- **WHAT IS REQUIRED**:
What lines of the data hold the string "mean"? Pull each one out.

(Records that describe figures)

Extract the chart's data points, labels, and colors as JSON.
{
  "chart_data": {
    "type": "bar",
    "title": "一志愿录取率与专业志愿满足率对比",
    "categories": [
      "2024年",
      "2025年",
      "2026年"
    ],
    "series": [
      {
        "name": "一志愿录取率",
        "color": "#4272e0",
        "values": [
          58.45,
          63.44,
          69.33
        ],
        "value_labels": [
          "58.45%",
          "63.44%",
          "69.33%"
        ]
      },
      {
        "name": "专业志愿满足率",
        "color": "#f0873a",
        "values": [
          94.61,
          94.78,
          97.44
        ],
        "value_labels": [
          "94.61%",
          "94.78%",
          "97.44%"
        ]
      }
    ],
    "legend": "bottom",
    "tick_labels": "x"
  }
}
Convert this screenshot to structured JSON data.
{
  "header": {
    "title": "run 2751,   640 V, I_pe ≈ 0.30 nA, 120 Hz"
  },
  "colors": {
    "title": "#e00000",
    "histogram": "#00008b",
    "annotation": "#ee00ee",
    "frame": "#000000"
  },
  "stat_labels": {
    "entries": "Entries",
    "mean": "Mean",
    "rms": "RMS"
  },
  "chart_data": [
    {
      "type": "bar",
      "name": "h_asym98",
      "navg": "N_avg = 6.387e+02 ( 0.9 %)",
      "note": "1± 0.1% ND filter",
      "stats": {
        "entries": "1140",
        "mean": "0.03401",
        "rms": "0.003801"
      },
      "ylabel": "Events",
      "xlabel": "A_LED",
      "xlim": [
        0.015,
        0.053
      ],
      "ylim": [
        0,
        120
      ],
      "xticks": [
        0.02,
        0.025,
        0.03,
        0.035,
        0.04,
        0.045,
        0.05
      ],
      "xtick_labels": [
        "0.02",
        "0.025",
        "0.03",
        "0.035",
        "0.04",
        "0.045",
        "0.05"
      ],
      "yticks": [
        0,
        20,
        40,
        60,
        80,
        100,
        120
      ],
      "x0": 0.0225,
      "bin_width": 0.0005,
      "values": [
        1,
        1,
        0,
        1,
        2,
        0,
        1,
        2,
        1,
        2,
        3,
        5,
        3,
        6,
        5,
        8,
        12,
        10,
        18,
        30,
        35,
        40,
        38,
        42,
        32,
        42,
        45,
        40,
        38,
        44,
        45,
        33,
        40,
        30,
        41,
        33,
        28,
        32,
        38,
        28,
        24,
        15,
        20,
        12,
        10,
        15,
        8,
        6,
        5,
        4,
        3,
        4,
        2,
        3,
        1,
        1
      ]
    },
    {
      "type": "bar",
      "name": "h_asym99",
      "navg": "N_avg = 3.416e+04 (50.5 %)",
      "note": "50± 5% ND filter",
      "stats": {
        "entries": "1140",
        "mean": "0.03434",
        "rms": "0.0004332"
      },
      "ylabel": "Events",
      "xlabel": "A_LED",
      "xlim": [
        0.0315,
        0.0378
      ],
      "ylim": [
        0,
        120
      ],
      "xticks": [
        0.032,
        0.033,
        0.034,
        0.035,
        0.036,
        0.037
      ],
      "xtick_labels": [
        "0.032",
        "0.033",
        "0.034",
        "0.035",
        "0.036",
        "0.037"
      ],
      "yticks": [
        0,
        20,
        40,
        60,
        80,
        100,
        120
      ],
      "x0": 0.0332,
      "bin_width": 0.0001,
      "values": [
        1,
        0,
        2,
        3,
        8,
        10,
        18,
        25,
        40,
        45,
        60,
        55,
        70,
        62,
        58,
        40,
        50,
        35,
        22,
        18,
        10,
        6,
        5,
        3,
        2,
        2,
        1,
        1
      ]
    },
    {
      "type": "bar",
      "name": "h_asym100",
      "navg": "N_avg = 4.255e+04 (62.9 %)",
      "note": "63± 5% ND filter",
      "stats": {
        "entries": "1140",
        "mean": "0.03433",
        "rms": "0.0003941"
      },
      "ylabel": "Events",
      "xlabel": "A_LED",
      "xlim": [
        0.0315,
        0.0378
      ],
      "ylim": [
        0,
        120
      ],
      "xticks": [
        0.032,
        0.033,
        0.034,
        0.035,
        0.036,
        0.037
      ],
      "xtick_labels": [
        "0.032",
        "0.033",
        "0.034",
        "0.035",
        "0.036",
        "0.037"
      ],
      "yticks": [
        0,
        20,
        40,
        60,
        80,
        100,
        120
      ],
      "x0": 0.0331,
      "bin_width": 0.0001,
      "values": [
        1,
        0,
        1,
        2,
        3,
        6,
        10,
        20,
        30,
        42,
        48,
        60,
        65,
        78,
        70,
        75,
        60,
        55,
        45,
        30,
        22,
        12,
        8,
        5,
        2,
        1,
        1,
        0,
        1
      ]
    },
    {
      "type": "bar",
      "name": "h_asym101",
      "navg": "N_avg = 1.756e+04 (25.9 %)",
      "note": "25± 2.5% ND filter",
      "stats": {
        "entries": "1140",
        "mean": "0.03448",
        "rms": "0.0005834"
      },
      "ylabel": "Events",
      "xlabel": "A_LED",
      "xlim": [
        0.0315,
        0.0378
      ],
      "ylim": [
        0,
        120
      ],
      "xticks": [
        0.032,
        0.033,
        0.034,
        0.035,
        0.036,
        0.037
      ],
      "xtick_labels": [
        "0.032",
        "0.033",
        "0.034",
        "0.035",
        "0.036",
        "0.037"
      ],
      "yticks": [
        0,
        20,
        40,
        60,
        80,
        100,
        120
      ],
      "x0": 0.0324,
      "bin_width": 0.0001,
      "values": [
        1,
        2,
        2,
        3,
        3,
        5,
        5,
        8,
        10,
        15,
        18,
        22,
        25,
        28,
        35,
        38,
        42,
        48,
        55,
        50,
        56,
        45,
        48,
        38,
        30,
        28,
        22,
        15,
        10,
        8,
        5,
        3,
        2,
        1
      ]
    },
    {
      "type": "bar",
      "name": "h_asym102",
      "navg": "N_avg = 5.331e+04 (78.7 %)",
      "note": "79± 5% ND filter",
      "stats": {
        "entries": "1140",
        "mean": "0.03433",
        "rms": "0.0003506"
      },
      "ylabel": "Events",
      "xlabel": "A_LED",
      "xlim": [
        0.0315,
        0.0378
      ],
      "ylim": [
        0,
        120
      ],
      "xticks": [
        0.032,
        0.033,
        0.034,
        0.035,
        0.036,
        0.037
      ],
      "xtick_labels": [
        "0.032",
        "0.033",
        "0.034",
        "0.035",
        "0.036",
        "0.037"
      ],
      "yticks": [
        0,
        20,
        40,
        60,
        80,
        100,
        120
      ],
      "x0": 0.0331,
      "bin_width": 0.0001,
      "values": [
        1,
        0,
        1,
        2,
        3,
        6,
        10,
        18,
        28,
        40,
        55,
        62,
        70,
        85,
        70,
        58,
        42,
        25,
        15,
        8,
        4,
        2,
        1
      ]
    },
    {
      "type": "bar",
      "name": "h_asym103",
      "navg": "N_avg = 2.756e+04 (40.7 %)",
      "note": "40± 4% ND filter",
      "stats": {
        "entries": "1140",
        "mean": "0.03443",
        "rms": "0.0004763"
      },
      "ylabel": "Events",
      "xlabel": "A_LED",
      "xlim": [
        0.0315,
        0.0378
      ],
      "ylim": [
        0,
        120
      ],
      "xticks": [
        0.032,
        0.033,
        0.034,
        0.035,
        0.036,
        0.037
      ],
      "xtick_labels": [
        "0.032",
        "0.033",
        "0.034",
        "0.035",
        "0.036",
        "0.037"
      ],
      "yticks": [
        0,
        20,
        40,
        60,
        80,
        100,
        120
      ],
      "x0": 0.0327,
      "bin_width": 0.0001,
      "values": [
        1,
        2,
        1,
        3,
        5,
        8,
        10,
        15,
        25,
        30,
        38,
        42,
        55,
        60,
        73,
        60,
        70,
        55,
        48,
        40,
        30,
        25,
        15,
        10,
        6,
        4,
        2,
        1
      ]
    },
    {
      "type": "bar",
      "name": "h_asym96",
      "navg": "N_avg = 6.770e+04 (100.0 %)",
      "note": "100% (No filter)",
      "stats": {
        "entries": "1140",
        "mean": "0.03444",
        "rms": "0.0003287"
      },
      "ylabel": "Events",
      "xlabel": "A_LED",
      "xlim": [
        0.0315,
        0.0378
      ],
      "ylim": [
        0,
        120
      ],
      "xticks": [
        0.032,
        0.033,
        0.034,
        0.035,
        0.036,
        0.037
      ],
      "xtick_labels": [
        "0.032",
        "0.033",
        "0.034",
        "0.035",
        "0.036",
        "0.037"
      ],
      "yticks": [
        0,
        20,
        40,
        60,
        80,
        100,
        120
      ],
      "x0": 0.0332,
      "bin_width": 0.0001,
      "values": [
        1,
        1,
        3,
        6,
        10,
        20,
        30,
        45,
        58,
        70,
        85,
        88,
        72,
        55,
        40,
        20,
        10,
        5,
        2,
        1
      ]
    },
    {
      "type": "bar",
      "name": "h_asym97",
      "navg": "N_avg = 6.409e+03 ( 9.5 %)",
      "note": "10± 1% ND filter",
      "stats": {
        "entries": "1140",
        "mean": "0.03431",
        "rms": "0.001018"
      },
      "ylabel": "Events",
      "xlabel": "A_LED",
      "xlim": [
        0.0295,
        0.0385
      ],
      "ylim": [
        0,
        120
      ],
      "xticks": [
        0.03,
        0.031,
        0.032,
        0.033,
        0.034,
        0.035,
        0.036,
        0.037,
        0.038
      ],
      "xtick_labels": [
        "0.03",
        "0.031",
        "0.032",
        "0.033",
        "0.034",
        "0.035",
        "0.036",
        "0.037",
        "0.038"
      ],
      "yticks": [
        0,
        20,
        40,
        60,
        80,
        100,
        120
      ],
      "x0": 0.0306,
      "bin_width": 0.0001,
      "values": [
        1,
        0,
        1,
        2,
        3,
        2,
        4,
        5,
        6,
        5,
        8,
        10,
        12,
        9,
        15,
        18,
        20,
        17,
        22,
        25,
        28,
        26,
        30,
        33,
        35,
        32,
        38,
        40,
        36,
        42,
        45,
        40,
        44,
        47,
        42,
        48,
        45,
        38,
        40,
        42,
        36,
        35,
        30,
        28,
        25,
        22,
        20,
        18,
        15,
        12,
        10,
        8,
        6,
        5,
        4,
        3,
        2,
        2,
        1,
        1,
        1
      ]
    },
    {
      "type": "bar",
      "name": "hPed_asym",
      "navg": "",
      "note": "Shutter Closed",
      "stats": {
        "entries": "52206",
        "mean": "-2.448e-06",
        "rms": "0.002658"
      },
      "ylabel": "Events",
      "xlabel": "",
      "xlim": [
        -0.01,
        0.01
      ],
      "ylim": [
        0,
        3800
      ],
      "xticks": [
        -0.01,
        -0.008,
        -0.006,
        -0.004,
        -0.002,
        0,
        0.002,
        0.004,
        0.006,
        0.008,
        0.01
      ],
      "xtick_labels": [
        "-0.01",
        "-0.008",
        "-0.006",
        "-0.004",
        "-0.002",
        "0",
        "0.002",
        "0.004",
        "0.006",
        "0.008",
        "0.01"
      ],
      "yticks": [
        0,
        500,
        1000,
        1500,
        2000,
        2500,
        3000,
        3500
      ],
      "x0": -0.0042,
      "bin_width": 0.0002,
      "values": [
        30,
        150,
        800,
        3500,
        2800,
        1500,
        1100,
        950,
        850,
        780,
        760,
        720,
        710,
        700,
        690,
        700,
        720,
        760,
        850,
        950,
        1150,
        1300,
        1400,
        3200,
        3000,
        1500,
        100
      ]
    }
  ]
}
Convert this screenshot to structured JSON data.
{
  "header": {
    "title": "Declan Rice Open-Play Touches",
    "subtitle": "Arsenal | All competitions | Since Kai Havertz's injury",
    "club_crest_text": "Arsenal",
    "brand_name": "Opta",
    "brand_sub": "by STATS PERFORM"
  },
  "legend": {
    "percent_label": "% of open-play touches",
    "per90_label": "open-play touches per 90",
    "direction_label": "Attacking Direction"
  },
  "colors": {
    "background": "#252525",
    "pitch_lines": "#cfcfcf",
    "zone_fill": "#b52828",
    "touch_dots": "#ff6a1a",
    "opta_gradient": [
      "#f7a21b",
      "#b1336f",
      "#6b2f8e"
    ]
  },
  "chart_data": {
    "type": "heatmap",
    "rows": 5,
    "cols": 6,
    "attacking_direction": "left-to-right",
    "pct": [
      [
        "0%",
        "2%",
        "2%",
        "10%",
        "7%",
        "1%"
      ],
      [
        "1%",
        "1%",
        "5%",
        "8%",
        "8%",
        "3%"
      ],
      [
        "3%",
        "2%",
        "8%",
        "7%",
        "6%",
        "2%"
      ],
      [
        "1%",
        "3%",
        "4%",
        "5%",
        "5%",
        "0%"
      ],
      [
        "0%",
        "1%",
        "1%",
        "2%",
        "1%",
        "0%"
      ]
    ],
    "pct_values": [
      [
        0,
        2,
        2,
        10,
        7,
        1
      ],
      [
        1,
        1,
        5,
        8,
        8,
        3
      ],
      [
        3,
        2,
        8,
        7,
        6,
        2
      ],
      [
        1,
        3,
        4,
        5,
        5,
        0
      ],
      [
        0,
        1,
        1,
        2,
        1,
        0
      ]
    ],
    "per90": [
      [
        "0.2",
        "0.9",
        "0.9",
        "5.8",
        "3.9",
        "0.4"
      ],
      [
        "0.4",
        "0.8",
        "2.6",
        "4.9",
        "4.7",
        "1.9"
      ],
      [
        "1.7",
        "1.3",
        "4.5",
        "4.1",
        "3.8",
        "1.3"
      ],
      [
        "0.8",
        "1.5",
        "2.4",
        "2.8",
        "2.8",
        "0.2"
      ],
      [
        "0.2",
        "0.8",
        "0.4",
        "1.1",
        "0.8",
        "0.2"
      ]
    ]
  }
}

- **WRITTEN RESPONSE**:
    "mean": "Mean",
        "mean": "0.03401",
        "mean": "0.03434",
        "mean": "0.03433",
        "mean": "0.03448",
        "mean": "0.03433",
        "mean": "0.03443",
        "mean": "0.03444",
        "mean": "0.03431",
        "mean": "-2.448e-06",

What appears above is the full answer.